* begin Records for this exercise *

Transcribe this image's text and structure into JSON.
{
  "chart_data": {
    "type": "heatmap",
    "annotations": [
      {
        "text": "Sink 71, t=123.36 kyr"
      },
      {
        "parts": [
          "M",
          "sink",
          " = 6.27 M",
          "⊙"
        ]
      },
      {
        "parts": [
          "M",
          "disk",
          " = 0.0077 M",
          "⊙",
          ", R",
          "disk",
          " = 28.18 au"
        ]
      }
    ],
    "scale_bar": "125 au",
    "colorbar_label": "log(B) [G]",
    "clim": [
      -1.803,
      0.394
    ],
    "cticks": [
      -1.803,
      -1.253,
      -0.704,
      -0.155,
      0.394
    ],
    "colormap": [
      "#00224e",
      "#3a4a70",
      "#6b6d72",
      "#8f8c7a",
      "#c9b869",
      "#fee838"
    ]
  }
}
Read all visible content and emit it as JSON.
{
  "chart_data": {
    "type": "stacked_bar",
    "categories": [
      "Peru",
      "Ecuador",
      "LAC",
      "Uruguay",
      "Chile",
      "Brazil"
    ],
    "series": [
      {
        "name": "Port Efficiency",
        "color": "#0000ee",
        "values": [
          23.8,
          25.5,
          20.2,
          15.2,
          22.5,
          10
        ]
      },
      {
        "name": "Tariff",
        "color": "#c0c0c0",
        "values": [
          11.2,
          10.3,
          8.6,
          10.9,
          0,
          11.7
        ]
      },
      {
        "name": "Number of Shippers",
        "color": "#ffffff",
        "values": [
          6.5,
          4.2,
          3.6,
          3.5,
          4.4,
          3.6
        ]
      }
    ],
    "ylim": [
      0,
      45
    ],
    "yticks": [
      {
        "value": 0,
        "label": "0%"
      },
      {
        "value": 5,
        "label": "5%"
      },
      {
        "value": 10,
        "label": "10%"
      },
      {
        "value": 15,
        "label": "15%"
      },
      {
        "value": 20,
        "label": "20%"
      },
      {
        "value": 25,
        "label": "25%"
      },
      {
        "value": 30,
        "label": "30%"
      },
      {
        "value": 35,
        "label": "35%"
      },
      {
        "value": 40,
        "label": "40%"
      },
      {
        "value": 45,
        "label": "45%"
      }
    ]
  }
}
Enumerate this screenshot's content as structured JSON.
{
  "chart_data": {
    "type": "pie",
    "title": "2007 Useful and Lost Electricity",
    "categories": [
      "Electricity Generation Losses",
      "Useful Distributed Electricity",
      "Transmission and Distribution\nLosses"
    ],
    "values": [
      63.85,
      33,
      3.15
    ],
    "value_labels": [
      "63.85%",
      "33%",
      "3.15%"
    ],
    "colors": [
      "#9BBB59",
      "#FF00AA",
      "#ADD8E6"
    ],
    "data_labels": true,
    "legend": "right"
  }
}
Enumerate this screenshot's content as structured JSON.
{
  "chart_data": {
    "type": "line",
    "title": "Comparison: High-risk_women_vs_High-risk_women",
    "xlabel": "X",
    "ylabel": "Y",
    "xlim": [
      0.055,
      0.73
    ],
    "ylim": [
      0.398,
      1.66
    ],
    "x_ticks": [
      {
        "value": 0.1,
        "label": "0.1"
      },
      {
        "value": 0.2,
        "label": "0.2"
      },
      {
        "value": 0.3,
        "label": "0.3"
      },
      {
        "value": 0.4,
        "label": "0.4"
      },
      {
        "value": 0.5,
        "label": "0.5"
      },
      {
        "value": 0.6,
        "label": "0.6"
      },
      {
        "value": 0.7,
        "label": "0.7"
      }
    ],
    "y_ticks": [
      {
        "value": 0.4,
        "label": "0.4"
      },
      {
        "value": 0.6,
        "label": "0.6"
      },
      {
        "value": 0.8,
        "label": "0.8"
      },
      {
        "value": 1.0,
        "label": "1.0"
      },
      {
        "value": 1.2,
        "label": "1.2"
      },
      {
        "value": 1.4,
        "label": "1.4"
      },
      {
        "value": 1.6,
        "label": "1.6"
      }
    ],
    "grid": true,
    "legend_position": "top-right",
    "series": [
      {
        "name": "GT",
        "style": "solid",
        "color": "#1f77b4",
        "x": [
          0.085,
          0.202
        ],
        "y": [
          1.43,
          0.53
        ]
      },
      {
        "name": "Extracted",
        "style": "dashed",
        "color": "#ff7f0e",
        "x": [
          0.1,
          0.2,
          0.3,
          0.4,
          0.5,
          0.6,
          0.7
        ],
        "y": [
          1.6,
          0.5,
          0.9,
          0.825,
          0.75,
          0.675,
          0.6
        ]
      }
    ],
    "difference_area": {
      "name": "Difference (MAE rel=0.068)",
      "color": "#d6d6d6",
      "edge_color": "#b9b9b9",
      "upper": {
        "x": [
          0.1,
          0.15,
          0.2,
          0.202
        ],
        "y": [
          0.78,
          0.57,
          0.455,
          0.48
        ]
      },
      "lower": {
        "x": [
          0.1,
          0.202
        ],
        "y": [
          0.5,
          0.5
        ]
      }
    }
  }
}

* end Records for this exercise *

Reproduce the entries above in full, verbatim.

* **Reply**
Transcribe this image's text and structure into JSON.
{
  "chart_data": {
    "type": "heatmap",
    "annotations": [
      {
        "text": "Sink 71, t=123.36 kyr"
      },
      {
        "parts": [
          "M",
          "sink",
          " = 6.27 M",
          "⊙"
        ]
      },
      {
        "parts": [
          "M",
          "disk",
          " = 0.0077 M",
          "⊙",
          ", R",
          "disk",
          " = 28.18 au"
        ]
      }
    ],
    "scale_bar": "125 au",
    "colorbar_label": "log(B) [G]",
    "clim": [
      -1.803,
      0.394
    ],
    "cticks": [
      -1.803,
      -1.253,
      -0.704,
      -0.155,
      0.394
    ],
    "colormap": [
      "#00224e",
      "#3a4a70",
      "#6b6d72",
      "#8f8c7a",
      "#c9b869",
      "#fee838"
    ]
  }
}
Read all visible content and emit it as JSON.
{
  "chart_data": {
    "type": "stacked_bar",
    "categories": [
      "Peru",
      "Ecuador",
      "LAC",
      "Uruguay",
      "Chile",
      "Brazil"
    ],
    "series": [
      {
        "name": "Port Efficiency",
        "color": "#0000ee",
        "values": [
          23.8,
          25.5,
          20.2,
          15.2,
          22.5,
          10
        ]
      },
      {
        "name": "Tariff",
        "color": "#c0c0c0",
        "values": [
          11.2,
          10.3,
          8.6,
          10.9,
          0,
          11.7
        ]
      },
      {
        "name": "Number of Shippers",
        "color": "#ffffff",
        "values": [
          6.5,
          4.2,
          3.6,
          3.5,
          4.4,
          3.6
        ]
      }
    ],
    "ylim": [
      0,
      45
    ],
    "yticks": [
      {
        "value": 0,
        "label": "0%"
      },
      {
        "value": 5,
        "label": "5%"
      },
      {
        "value": 10,
        "label": "10%"
      },
      {
        "value": 15,
        "label": "15%"
      },
      {
        "value": 20,
        "label": "20%"
      },
      {
        "value": 25,
        "label": "25%"
      },
      {
        "value": 30,
        "label": "30%"
      },
      {
        "value": 35,
        "label": "35%"
      },
      {
        "value": 40,
        "label": "40%"
      },
      {
        "value": 45,
        "label": "45%"
      }
    ]
  }
}
Enumerate this screenshot's content as structured JSON.
{
  "chart_data": {
    "type": "pie",
    "title": "2007 Useful and Lost Electricity",
    "categories": [
      "Electricity Generation Losses",
      "Useful Distributed Electricity",
      "Transmission and Distribution\nLosses"
    ],
    "values": [
      63.85,
      33,
      3.15
    ],
    "value_labels": [
      "63.85%",
      "33%",
      "3.15%"
    ],
    "colors": [
      "#9BBB59",
      "#FF00AA",
      "#ADD8E6"
    ],
    "data_labels": true,
    "legend": "right"
  }
}
Enumerate this screenshot's content as structured JSON.
{
  "chart_data": {
    "type": "line",
    "title": "Comparison: High-risk_women_vs_High-risk_women",
    "xlabel": "X",
    "ylabel": "Y",
    "xlim": [
      0.055,
      0.73
    ],
    "ylim": [
      0.398,
      1.66
    ],
    "x_ticks": [
      {
        "value": 0.1,
        "label": "0.1"
      },
      {
        "value": 0.2,
        "label": "0.2"
      },
      {
        "value": 0.3,
        "label": "0.3"
      },
      {
        "value": 0.4,
        "label": "0.4"
      },
      {
        "value": 0.5,
        "label": "0.5"
      },
      {
        "value": 0.6,
        "label": "0.6"
      },
      {
        "value": 0.7,
        "label": "0.7"
      }
    ],
    "y_ticks": [
      {
        "value": 0.4,
        "label": "0.4"
      },
      {
        "value": 0.6,
        "label": "0.6"
      },
      {
        "value": 0.8,
        "label": "0.8"
      },
      {
        "value": 1.0,
        "label": "1.0"
      },
      {
        "value": 1.2,
        "label": "1.2"
      },
      {
        "value": 1.4,
        "label": "1.4"
      },
      {
        "value": 1.6,
        "label": "1.6"
      }
    ],
    "grid": true,
    "legend_position": "top-right",
    "series": [
      {
        "name": "GT",
        "style": "solid",
        "color": "#1f77b4",
        "x": [
          0.085,
          0.202
        ],
        "y": [
          1.43,
          0.53
        ]
      },
      {
        "name": "Extracted",
        "style": "dashed",
        "color": "#ff7f0e",
        "x": [
          0.1,
          0.2,
          0.3,
          0.4,
          0.5,
          0.6,
          0.7
        ],
        "y": [
          1.6,
          0.5,
          0.9,
          0.825,
          0.75,
          0.675,
          0.6
        ]
      }
    ],
    "difference_area": {
      "name": "Difference (MAE rel=0.068)",
      "color": "#d6d6d6",
      "edge_color": "#b9b9b9",
      "upper": {
        "x": [
          0.1,
          0.15,
          0.2,
          0.202
        ],
        "y": [
          0.78,
          0.57,
          0.455,
          0.48
        ]
      },
      "lower": {
        "x": [
          0.1,
          0.202
        ],
        "y": [
          0.5,
          0.5
        ]
      }
    }
  }
}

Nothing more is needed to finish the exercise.